(Saved entries)
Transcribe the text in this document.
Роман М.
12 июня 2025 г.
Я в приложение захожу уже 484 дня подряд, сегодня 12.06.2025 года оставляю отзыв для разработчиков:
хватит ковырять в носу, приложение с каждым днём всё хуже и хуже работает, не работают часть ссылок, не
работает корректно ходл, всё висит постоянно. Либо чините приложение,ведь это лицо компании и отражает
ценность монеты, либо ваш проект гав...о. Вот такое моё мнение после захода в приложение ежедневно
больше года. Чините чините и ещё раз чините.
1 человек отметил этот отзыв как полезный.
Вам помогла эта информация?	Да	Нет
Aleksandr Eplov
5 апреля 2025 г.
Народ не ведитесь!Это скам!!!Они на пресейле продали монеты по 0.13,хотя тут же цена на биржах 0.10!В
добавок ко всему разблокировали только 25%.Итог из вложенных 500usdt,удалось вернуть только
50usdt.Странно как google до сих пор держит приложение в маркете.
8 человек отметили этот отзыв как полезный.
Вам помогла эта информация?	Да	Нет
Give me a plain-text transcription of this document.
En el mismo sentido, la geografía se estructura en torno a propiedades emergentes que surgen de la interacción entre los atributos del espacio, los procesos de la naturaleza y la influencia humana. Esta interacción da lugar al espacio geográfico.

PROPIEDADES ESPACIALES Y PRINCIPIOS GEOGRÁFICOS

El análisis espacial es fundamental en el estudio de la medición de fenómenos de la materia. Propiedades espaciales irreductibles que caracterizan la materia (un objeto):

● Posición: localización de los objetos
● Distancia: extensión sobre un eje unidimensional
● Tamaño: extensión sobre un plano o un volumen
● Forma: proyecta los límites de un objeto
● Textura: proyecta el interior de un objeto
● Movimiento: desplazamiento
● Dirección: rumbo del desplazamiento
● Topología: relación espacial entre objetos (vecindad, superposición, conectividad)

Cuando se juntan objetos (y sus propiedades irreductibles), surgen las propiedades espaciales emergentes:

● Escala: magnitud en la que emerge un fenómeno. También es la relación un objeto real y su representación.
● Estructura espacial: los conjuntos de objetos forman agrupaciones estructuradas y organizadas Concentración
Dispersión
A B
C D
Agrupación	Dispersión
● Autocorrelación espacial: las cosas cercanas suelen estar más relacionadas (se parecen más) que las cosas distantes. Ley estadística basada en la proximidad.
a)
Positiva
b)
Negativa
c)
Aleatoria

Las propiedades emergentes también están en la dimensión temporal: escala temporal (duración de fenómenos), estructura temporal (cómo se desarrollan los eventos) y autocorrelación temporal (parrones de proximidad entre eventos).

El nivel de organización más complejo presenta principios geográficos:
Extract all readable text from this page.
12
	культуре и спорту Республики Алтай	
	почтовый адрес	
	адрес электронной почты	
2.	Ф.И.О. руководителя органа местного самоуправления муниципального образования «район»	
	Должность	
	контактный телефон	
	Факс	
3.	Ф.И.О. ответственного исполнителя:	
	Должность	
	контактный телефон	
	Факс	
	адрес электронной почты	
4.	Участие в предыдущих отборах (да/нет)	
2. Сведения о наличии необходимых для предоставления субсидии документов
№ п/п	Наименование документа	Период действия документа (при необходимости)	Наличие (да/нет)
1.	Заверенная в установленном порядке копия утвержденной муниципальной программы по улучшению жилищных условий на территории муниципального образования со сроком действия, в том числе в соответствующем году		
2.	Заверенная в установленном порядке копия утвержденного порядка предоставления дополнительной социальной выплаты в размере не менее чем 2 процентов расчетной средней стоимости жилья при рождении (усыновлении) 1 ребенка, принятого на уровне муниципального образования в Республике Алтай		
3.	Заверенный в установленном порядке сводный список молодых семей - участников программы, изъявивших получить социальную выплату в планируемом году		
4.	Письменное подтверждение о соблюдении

[WORK REQUIRED] For each line above that contains the word "чините", copy that line.

[EXERCISE SOLUTION]
работает корректно ходл, всё висит постоянно. Либо чините приложение,ведь это лицо компании и отражает
больше года. Чините чините и ещё раз чините.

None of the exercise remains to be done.